Prompt:
Copy each line in which the string "Purchase" occurs.

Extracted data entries

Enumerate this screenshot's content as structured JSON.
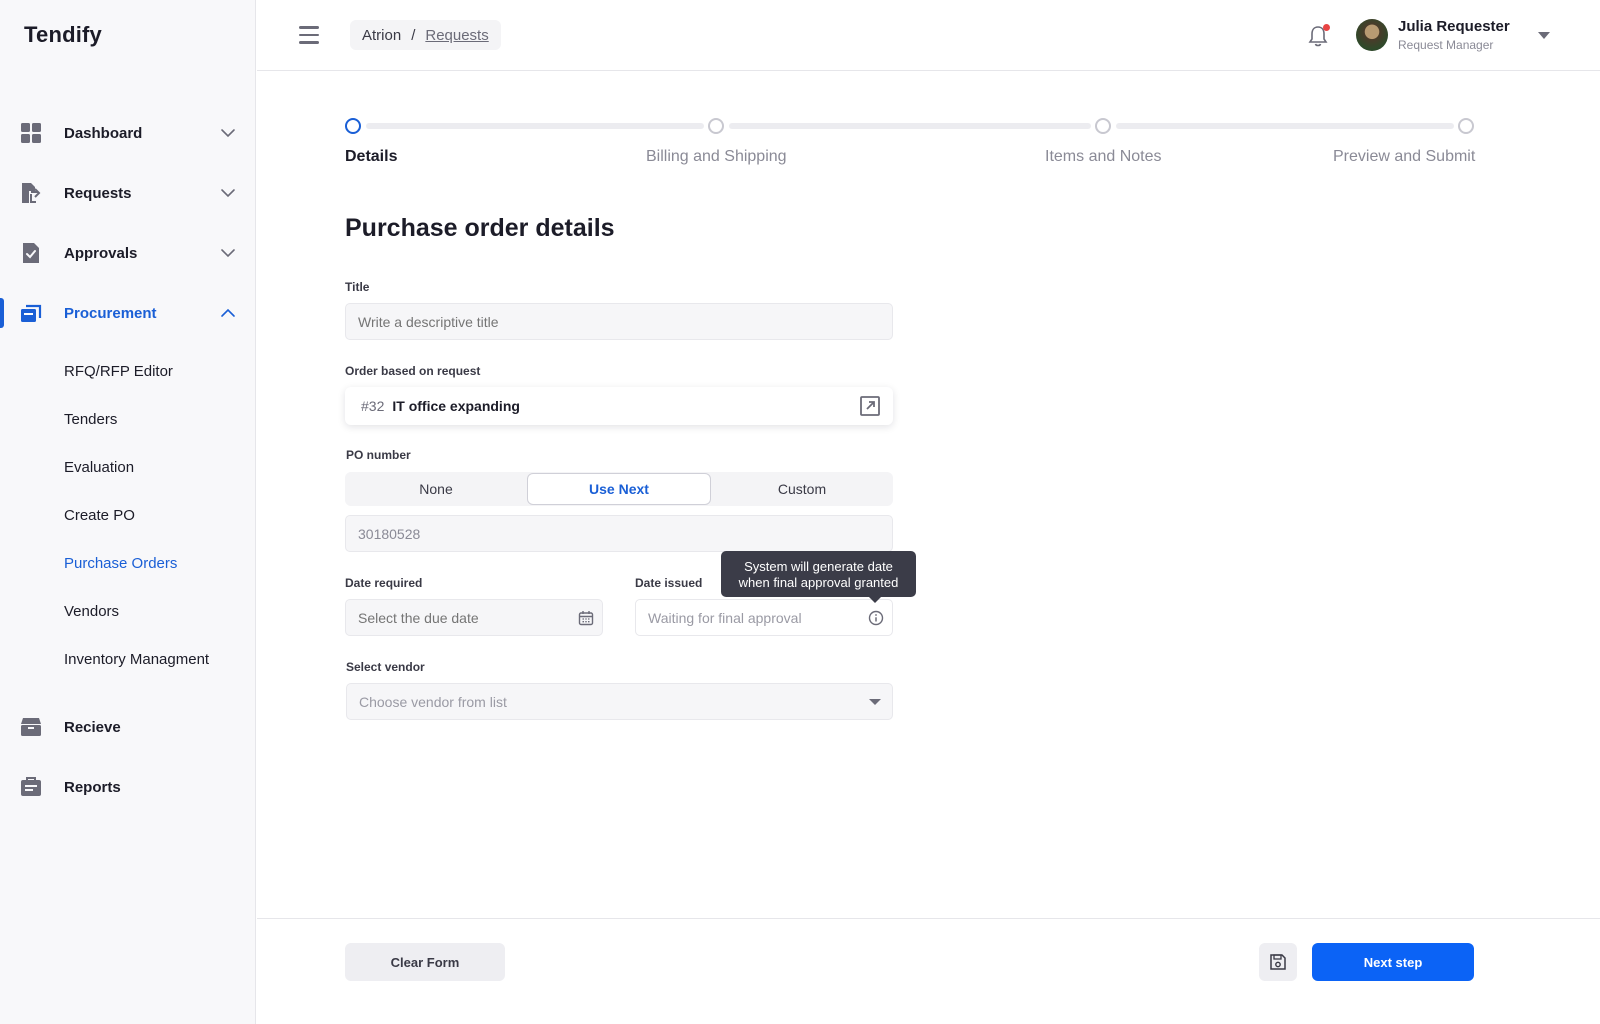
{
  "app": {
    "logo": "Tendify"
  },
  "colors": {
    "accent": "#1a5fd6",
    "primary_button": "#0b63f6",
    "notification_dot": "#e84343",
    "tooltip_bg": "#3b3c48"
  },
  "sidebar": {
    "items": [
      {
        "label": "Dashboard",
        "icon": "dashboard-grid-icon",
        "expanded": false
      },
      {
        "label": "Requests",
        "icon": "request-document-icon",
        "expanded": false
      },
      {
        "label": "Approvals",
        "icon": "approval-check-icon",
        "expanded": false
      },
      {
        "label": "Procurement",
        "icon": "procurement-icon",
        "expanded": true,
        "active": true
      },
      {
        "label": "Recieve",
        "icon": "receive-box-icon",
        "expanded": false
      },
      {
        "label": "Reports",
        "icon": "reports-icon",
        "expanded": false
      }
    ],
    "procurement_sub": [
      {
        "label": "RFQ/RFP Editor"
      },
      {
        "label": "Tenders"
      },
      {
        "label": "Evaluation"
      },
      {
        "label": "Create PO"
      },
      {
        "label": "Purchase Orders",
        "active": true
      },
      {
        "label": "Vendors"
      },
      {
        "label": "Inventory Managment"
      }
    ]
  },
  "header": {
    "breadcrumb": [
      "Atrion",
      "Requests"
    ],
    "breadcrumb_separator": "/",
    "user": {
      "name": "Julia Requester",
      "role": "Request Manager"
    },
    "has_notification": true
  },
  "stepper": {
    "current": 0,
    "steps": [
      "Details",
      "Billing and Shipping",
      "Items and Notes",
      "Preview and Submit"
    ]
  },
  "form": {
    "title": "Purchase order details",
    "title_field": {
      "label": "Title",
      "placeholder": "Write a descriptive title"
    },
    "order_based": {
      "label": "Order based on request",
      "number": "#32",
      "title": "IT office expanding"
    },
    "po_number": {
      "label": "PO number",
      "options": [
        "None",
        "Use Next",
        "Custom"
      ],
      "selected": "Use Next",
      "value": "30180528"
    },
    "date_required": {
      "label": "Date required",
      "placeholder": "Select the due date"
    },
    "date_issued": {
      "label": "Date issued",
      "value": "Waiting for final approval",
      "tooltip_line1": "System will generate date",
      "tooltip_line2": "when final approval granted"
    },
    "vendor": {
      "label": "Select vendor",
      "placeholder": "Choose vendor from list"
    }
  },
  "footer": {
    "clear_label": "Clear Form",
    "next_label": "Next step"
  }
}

Reply:
        "label": "Purchase Orders",
    "title": "Purchase order details",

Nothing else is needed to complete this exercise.